Goal ::
For this exercise, copy out each line of the material below that includes "unseen".

(Dataset entries)
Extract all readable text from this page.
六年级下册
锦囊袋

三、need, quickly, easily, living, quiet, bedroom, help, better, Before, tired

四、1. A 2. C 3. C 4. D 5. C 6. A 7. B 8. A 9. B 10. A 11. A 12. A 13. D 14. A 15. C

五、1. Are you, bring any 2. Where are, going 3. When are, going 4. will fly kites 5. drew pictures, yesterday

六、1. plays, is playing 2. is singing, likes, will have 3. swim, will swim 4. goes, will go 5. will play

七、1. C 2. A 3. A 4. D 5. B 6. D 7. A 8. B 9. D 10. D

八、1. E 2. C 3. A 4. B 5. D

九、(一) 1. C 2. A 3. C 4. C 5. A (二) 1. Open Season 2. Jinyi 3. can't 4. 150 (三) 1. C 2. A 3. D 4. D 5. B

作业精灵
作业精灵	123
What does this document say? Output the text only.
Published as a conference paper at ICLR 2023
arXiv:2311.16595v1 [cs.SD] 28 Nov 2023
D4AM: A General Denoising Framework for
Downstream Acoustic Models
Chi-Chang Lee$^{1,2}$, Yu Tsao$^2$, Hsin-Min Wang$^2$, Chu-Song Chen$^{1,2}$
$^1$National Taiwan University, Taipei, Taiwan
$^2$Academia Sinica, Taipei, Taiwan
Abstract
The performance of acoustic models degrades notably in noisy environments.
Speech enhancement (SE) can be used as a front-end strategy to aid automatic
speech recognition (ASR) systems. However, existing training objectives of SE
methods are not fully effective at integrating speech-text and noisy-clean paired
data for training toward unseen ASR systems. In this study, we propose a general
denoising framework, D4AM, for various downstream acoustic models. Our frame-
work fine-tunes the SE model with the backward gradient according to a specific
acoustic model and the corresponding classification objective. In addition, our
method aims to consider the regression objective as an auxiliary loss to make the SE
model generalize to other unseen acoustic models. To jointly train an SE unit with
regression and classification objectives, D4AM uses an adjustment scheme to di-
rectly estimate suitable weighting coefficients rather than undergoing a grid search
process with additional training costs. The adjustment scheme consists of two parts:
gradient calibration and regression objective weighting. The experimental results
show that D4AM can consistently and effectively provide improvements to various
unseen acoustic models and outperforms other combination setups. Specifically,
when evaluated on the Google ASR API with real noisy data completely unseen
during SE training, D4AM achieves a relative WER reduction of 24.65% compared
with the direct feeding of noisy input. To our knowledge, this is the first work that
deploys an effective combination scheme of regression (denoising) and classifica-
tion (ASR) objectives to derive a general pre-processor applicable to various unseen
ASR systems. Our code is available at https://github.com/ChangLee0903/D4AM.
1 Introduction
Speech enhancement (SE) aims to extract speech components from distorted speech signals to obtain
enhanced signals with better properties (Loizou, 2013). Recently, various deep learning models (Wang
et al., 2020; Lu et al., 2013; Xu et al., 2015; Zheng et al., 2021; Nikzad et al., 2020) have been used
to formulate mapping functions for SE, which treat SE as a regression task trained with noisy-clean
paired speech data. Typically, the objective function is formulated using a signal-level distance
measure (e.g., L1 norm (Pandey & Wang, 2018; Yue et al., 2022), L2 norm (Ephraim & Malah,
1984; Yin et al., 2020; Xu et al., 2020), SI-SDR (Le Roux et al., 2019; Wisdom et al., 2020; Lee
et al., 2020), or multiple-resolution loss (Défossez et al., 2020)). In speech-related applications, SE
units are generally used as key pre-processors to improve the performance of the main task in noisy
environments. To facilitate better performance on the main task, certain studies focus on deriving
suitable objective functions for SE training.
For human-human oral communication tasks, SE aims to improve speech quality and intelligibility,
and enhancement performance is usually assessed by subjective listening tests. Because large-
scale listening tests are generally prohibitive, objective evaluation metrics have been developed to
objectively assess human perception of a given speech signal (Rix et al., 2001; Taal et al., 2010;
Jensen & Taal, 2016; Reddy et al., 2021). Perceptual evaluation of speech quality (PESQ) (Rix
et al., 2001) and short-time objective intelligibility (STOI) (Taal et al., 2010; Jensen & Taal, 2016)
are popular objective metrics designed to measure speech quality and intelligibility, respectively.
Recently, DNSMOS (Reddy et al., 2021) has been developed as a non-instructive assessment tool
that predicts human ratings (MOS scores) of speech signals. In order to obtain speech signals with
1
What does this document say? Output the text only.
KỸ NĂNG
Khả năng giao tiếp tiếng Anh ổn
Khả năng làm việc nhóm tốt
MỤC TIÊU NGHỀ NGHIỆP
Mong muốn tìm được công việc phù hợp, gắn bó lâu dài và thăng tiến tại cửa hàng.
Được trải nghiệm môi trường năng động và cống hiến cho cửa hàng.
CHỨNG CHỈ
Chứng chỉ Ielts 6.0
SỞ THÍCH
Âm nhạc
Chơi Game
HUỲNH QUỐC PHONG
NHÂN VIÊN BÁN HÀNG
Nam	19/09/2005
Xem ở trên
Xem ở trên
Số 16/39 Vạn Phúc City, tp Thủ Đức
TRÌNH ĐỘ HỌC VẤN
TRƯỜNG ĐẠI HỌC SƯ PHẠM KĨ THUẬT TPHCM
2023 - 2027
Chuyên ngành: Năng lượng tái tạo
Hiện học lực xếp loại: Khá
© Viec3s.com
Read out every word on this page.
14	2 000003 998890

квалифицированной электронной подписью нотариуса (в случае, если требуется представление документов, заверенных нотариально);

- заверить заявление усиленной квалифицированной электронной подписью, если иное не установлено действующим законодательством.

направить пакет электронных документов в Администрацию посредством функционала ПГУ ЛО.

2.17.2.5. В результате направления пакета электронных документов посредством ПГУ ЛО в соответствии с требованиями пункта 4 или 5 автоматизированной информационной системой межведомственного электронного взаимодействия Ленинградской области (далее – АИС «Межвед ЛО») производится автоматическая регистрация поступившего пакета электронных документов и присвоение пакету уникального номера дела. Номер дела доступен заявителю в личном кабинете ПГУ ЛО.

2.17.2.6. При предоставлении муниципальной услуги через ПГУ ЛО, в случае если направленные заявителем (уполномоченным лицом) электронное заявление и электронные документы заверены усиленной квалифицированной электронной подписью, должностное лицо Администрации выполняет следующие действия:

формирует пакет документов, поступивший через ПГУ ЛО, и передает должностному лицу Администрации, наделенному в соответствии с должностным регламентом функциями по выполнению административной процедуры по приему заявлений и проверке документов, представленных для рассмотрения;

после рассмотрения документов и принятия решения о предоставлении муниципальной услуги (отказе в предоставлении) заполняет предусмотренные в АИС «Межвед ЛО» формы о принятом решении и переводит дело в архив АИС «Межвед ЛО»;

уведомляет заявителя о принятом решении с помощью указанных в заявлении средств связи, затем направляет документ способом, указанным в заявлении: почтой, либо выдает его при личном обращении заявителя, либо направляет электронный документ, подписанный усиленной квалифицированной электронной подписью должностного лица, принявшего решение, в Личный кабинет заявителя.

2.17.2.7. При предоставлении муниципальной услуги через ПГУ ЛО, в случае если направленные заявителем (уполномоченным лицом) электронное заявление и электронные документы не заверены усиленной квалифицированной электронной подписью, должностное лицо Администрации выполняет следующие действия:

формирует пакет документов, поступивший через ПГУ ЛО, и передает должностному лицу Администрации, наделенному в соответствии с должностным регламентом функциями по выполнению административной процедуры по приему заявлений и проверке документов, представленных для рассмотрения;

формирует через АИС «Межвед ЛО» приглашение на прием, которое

Answer to this exercise ::
data for training toward unseen ASR systems. In this study, we propose a general
model generalize to other unseen acoustic models. To jointly train an SE unit with
unseen acoustic models and outperforms other combination setups. Specifically,
when evaluated on the Google ASR API with real noisy data completely unseen
tion (ASR) objectives to derive a general pre-processor applicable to various unseen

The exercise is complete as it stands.